Data entries for graphics:
[START]
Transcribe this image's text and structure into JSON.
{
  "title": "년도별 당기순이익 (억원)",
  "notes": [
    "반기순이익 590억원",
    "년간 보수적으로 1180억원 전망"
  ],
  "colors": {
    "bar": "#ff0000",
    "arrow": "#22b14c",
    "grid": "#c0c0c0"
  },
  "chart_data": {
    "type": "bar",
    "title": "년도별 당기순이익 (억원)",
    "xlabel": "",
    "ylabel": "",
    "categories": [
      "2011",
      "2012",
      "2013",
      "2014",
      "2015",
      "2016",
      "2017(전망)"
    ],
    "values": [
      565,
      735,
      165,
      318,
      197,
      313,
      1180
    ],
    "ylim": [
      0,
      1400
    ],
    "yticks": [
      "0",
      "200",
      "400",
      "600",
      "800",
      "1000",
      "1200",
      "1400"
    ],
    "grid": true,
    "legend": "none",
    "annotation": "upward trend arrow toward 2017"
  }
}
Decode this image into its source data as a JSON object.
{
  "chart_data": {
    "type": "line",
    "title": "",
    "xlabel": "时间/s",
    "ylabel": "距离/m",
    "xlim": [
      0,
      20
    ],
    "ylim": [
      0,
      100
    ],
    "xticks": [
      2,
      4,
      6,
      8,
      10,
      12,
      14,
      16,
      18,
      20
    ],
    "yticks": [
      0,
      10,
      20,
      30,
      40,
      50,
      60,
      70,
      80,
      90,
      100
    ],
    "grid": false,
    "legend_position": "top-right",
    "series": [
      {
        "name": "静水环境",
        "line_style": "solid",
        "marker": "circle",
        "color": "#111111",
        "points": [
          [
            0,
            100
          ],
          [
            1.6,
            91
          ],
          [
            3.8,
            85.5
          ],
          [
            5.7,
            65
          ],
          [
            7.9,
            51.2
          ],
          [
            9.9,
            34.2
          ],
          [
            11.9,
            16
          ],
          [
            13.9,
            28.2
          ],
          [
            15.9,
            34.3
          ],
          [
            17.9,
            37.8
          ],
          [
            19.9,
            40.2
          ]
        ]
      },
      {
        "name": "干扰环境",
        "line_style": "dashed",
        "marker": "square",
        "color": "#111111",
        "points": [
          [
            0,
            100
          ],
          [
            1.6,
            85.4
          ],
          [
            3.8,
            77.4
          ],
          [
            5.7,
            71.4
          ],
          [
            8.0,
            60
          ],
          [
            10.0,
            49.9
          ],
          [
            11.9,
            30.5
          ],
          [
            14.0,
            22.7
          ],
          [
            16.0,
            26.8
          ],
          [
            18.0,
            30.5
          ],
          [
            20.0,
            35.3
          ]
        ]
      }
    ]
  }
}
[END]
### What needs to be done
Find each line holding "into". Copy it out.

### Task output
Transcribe this image's text and structure into JSON.
Decode this image into its source data as a JSON object.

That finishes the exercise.